• GIVEN REQUEST 1:
List the usernames of everyone who posts in the forum thread about foam under a tank.

# Foam under tank



## joevc1 (Dec 17, 2007)

Can anyone suggest what type of foam is used under the tank.
I'm building a DIY stand for a 125g and need to plan for it.
Also, how thick is it and does it compress with the weight of the tank?
The trim around the top of the stand has to cover the foam and tank rim.

Thanks.


----------



## Mcdaphnia (Dec 16, 2003)

I cut pieces out of the flat parts of styrofoam egg cartons. It will squish with time, but not as drastically as thicker but less dense styro. Did I mention it's free?


----------



## joevc1 (Dec 17, 2007)

Well, stand is almost done and I'm going to use foamcore boards that are 3/16" thick.
I plan to use 2 layers, what would be the best option?

Option 1:

Tank
1 layer of foam
plywood top
1 layer of foam
2x4 frame

or

Option 2:

Tank
2 layers of foam
plywood top
2x4 frame

I like option 1 since the foam will fill in any gaps between the plywood and also the tank.

All comments welcome. Thanks.


----------



## Big Den (Apr 5, 2008)

I always use styrafoam 1 inch thick, same size as bottom of tank. If you are using 2 pieces its best with one on top of other. The object is that, if there are any small lumps and bumps the foam will compress over it. It also acts as a shock absorber. Also I would make the top at least 18mm plywood. What are the tank dimensions?


----------



## joevc1 (Dec 17, 2007)

Big Den said:


> I always use styrafoam 1 inch thick, same size as bottom of tank. If you are using 2 pieces its best with one on top of other. The object is that, if there are any small lumps and bumps the foam will compress over it. It also acts as a shock absorber. Also I would make the top at least 18mm plywood. What are the tank dimensions?


The tank is a 125g, 72"x18", with a 3/4" plywood base.
I was going to put 1 layer under the plywood to compensate for any "bumps" and 1 over it and then the tank.

• PROVIDED RECORDS:
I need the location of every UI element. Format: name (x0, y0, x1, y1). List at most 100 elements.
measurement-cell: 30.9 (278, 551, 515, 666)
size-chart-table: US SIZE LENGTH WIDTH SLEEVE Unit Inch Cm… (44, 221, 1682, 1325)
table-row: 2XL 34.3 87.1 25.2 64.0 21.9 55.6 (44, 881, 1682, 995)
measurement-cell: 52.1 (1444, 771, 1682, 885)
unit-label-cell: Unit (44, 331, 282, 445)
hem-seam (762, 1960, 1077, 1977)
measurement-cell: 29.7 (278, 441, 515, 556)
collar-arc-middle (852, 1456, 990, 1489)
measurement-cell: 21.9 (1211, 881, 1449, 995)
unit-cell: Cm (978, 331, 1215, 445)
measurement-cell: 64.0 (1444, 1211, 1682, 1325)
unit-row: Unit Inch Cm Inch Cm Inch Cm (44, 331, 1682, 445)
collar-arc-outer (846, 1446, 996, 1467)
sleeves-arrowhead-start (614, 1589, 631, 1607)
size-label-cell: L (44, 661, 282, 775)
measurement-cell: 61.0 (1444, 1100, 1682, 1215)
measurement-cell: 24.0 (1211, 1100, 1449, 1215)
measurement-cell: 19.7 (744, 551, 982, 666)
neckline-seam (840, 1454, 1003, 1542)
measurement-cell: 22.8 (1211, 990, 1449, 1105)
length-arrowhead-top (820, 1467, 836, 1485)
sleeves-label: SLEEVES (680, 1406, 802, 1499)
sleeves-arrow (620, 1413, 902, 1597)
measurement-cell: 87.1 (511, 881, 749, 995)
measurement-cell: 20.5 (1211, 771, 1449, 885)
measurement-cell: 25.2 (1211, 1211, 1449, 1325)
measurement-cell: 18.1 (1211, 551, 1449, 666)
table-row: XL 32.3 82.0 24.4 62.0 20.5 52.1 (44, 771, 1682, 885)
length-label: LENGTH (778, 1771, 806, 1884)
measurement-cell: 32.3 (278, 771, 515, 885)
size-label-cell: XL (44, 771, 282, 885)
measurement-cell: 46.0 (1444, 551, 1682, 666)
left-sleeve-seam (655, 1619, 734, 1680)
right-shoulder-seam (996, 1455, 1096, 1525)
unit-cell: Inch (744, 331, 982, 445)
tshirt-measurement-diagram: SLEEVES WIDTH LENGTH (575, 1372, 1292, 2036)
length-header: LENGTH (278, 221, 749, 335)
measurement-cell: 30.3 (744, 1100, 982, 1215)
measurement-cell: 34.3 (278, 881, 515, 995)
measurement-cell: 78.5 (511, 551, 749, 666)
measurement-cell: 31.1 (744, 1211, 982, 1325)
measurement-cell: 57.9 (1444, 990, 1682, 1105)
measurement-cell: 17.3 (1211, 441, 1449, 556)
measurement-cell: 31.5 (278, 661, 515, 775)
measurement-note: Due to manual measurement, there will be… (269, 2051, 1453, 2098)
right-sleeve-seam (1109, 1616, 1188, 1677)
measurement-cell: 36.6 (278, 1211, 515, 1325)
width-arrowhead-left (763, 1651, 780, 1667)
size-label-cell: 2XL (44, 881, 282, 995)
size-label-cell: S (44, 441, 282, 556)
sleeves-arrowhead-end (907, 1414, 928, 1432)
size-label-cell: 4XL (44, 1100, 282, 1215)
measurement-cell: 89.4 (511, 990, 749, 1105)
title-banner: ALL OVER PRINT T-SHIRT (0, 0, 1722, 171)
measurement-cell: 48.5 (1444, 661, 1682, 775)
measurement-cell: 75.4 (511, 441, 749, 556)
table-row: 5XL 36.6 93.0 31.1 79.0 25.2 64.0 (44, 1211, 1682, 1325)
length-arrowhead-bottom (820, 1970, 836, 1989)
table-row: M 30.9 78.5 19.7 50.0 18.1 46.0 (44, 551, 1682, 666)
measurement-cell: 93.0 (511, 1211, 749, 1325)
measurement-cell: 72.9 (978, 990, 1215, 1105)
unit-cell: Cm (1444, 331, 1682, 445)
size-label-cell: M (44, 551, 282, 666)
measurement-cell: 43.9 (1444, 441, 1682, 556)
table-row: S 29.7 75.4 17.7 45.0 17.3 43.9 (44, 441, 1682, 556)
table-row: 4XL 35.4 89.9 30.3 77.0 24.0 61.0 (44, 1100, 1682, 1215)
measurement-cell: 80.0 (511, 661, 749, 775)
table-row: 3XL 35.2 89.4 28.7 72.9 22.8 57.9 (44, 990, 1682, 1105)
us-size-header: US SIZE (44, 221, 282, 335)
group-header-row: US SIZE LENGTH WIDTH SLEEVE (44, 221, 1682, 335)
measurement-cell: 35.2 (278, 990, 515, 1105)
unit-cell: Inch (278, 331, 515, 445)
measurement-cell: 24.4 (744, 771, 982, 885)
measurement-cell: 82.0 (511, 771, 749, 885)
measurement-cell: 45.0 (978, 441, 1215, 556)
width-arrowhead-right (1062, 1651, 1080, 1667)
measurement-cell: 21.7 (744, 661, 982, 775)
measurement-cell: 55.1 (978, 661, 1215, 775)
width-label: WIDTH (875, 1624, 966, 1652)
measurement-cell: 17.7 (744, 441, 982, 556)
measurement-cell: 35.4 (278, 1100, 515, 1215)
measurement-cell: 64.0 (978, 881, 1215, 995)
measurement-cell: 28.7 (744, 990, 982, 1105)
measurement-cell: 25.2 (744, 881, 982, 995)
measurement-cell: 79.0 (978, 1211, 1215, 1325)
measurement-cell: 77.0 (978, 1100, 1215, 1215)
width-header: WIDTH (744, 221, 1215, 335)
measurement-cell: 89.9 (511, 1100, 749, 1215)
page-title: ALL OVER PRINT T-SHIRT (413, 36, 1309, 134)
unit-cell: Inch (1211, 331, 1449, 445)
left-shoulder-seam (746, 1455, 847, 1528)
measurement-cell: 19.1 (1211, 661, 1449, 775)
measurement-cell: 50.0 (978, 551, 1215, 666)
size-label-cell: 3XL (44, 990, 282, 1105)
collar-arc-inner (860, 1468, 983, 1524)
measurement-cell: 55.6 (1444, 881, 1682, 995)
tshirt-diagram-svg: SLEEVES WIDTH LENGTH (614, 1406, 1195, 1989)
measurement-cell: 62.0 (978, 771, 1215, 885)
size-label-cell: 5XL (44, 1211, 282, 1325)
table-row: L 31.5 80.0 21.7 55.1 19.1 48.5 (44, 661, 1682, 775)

• GIVEN REQUEST 2:
Render the rows from the start of the rows through the line containing "measurement-cell: 29.7 (278, 441, 515, 556)" as a Markdown table with a "No." column for the row number and an "Entry" column for the line, leaving out blank lines.

• WRITTEN REPLY 1:
joevc1, Mcdaphnia, Big Den

• WRITTEN REPLY 2:
| No. | Entry |
|---|---|
| 1 | I need the location of every UI element. Format: name (x0, y0, x1, y1). List at most 100 elements. |
| 2 | measurement-cell: 30.9 (278, 551, 515, 666) |
| 3 | size-chart-table: US SIZE LENGTH WIDTH SLEEVE Unit Inch Cm… (44, 221, 1682, 1325) |
| 4 | table-row: 2XL 34.3 87.1 25.2 64.0 21.9 55.6 (44, 881, 1682, 995) |
| 5 | measurement-cell: 52.1 (1444, 771, 1682, 885) |
| 6 | unit-label-cell: Unit (44, 331, 282, 445) |
| 7 | hem-seam (762, 1960, 1077, 1977) |
| 8 | measurement-cell: 29.7 (278, 441, 515, 556) |